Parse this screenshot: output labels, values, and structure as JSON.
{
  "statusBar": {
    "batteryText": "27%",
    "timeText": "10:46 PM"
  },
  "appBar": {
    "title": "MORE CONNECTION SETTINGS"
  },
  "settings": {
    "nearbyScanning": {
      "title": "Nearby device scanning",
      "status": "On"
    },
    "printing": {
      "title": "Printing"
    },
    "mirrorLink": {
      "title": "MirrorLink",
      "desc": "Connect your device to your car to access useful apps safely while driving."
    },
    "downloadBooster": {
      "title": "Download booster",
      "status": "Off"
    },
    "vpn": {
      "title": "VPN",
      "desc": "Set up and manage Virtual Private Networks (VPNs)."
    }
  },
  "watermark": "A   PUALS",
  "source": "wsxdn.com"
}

◆ ◆ ◆

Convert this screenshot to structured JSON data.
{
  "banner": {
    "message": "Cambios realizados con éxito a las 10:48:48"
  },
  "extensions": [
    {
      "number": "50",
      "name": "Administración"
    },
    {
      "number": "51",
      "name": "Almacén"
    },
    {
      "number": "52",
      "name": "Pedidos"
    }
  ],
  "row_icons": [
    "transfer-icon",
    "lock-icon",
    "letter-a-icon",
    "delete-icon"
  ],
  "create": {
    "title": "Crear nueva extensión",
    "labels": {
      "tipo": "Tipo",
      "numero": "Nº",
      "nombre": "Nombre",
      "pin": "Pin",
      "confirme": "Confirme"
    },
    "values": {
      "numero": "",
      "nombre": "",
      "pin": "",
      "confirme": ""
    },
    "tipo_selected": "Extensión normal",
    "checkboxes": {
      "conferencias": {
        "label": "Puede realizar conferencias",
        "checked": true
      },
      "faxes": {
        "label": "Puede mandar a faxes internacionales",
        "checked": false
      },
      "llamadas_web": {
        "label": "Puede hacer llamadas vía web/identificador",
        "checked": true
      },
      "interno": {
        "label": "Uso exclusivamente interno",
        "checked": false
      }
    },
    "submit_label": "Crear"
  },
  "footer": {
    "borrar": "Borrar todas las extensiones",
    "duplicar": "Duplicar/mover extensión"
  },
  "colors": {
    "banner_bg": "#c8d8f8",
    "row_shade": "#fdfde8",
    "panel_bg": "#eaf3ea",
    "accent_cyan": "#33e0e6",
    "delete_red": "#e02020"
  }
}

◆ ◆ ◆

• **WHAT IS NEEDED**:
Wherever the string "name" appears in the entries above, list that line.

• **IN RESPONSE**:
      "name": "Administración"
      "name": "Almacén"
      "name": "Pedidos"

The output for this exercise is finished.